RECORDS FOR THE TASK:
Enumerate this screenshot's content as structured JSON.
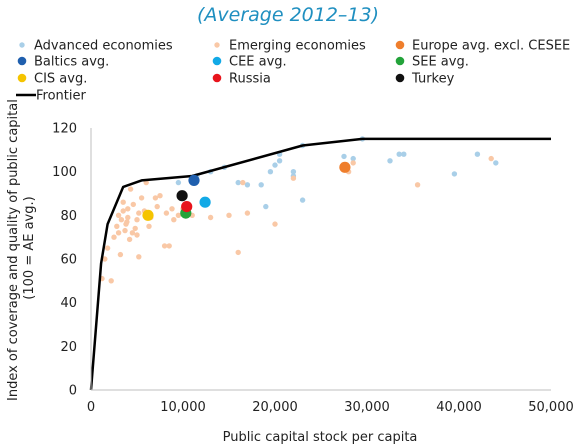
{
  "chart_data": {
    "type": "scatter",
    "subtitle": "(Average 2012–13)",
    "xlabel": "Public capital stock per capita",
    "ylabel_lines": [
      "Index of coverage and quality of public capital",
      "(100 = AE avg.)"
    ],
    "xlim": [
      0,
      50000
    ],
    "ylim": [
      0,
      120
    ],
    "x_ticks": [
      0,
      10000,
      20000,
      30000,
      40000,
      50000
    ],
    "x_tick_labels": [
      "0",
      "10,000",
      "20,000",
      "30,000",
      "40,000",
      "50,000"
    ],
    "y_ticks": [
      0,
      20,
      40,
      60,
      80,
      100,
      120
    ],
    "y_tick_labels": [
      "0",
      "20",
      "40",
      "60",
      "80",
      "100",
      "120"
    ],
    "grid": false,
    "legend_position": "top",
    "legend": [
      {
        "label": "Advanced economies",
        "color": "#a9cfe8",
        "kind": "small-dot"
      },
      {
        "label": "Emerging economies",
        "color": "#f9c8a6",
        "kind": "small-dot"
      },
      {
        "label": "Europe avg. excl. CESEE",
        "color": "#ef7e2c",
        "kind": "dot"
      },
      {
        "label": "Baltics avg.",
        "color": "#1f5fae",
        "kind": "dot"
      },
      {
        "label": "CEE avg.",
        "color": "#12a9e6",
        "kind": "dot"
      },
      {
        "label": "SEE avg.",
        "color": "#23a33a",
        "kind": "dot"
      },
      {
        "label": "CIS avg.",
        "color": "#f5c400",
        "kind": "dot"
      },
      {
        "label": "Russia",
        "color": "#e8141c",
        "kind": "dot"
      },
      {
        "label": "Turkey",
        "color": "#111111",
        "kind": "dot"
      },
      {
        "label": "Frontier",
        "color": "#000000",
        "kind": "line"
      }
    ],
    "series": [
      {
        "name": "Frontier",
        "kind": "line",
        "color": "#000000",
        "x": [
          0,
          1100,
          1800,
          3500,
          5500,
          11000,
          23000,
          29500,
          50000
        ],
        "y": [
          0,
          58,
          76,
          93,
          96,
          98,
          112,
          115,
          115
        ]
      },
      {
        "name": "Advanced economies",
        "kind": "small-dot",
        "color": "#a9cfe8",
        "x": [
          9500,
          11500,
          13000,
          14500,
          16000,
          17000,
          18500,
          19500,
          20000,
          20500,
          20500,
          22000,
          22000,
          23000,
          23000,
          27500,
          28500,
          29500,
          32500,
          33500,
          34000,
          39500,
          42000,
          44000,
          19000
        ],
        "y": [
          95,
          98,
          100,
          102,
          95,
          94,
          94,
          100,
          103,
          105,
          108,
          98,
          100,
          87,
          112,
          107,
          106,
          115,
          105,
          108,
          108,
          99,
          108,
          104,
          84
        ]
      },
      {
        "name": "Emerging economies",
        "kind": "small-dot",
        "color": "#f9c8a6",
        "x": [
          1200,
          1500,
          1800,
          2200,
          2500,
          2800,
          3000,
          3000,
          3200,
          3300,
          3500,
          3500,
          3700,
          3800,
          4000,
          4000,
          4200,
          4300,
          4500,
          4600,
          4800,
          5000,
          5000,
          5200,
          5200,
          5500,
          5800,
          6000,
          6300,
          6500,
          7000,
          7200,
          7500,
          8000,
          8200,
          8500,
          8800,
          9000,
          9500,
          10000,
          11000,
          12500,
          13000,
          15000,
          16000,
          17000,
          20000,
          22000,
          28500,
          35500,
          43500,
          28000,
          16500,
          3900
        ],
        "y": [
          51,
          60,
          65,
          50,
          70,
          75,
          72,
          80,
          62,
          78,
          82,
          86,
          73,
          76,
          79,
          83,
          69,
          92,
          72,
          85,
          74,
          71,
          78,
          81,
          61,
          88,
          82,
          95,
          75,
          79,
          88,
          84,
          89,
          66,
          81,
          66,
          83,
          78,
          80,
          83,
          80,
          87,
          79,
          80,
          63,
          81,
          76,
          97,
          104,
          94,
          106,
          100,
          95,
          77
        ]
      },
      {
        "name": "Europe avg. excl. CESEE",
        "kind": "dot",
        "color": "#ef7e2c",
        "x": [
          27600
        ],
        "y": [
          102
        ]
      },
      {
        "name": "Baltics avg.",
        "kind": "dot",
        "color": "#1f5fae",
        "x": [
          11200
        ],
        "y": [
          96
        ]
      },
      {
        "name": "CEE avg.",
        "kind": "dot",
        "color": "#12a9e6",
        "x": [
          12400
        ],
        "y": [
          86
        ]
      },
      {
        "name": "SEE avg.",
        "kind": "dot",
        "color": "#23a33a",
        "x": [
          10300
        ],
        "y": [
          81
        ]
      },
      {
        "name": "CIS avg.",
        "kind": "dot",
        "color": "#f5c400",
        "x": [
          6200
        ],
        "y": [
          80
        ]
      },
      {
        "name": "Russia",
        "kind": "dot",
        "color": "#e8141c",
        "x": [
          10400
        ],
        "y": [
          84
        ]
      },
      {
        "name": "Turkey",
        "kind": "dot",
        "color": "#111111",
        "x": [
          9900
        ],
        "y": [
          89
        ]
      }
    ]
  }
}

---

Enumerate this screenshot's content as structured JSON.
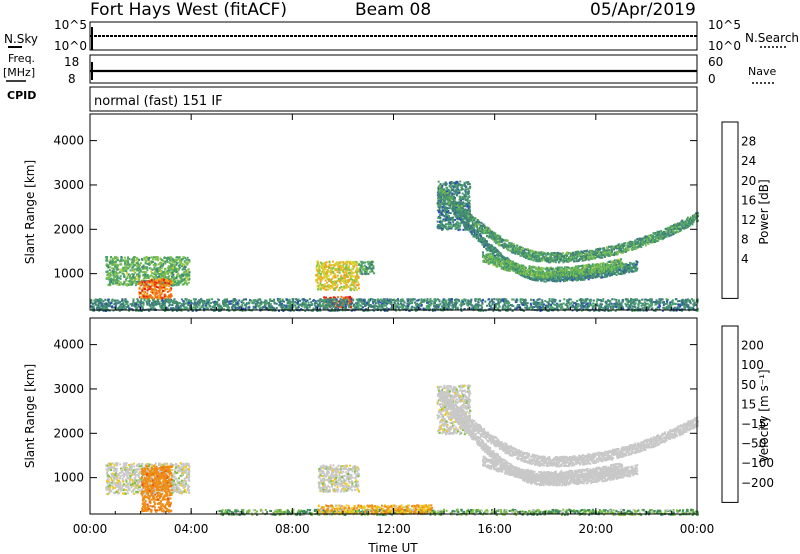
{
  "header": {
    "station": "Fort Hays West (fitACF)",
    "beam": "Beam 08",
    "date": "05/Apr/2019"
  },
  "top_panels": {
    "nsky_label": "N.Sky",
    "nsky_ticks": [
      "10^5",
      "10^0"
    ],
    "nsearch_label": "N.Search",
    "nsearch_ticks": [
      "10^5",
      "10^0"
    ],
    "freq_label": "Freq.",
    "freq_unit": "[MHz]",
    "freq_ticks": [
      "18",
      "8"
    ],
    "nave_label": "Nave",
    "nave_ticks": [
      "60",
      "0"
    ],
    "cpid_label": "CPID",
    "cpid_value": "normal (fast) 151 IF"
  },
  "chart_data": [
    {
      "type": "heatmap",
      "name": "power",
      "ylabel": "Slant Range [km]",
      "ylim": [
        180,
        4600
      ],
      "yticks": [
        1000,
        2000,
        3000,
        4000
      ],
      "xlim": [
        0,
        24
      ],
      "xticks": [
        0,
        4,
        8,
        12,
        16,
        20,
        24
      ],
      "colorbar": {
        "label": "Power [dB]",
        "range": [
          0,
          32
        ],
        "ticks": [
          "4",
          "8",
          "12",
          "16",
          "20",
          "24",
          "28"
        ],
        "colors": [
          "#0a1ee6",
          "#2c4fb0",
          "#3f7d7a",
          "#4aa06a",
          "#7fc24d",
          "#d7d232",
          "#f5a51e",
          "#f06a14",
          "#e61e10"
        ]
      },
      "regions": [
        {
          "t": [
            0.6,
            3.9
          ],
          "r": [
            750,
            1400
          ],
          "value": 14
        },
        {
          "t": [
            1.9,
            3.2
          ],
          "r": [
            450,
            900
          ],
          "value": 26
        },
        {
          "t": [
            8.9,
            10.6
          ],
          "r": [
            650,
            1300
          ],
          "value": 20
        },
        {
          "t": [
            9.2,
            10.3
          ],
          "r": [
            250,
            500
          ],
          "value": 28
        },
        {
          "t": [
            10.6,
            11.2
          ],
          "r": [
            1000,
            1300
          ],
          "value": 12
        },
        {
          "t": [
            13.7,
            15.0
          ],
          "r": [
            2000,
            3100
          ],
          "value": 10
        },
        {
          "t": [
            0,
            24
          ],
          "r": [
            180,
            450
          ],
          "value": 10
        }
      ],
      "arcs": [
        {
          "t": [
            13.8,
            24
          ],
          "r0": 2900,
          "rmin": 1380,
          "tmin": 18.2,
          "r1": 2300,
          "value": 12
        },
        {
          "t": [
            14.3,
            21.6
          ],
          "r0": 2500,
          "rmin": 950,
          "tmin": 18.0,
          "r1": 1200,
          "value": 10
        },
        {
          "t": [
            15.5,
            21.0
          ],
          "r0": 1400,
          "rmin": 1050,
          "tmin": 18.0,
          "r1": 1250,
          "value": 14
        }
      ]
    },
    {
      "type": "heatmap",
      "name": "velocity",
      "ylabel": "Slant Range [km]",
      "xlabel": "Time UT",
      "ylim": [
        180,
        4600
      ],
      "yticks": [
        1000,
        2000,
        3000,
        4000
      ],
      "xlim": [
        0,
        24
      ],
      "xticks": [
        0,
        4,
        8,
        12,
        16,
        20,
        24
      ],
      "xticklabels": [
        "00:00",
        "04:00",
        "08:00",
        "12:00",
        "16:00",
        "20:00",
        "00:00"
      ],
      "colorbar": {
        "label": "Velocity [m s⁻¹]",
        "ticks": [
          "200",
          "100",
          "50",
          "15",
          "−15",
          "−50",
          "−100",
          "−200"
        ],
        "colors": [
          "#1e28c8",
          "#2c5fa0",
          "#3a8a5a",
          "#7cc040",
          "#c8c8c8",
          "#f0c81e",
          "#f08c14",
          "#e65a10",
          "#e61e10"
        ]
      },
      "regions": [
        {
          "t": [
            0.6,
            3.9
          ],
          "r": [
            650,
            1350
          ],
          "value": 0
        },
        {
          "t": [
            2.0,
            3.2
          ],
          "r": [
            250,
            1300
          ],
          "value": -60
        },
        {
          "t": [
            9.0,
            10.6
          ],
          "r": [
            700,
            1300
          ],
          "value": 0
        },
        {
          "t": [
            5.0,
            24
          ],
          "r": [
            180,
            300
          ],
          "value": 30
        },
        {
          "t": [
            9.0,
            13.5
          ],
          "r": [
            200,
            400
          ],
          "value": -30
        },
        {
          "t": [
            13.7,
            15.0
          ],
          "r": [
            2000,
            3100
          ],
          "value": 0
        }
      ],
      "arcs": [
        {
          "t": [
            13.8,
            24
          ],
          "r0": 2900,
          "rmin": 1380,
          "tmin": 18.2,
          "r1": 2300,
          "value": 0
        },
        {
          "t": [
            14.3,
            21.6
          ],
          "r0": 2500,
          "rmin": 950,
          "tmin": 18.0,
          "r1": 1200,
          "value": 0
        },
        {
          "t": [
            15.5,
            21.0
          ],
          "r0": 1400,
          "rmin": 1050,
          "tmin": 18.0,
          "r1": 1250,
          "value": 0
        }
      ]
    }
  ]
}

==

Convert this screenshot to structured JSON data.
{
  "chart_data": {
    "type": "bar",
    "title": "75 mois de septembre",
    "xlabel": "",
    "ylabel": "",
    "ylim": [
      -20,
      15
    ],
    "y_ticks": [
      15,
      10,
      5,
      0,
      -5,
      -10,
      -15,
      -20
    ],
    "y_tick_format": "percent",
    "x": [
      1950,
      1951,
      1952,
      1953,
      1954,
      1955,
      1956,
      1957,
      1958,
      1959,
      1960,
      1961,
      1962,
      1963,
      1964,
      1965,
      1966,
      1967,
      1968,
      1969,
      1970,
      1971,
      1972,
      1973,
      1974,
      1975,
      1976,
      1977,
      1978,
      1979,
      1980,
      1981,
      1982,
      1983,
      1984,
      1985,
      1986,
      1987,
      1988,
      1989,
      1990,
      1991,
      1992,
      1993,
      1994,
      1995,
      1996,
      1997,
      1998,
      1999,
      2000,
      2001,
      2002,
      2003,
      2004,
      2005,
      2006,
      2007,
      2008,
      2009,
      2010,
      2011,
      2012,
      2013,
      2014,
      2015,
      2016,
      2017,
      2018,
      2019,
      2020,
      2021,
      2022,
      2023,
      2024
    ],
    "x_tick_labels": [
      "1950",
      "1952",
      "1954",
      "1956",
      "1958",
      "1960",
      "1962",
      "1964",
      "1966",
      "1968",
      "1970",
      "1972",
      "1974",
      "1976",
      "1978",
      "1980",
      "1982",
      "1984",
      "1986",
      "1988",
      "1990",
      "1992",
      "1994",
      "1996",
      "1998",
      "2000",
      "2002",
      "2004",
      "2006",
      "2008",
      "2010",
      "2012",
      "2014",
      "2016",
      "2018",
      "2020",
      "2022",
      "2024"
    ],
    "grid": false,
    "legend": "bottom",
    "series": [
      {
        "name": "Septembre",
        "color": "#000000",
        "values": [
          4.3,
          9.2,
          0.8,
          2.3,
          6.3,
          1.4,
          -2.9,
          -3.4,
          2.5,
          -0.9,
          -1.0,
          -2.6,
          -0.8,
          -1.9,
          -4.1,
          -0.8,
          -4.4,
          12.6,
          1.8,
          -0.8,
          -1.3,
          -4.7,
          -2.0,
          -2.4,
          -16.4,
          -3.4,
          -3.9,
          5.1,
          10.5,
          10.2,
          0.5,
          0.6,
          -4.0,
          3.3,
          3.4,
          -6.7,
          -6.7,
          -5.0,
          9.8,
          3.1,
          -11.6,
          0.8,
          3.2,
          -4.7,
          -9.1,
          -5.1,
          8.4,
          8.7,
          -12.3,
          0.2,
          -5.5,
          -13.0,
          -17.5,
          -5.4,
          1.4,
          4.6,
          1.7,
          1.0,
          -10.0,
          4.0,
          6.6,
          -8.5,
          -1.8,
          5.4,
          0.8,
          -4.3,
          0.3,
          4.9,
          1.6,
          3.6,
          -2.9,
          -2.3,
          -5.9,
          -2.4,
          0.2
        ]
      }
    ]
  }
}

EXERCISE DESCRIPTION: Which lines above contain the word "CESEE"? Copy each of them.

COMPLETED TASK:
        "label": "Europe avg. excl. CESEE",
        "name": "Europe avg. excl. CESEE",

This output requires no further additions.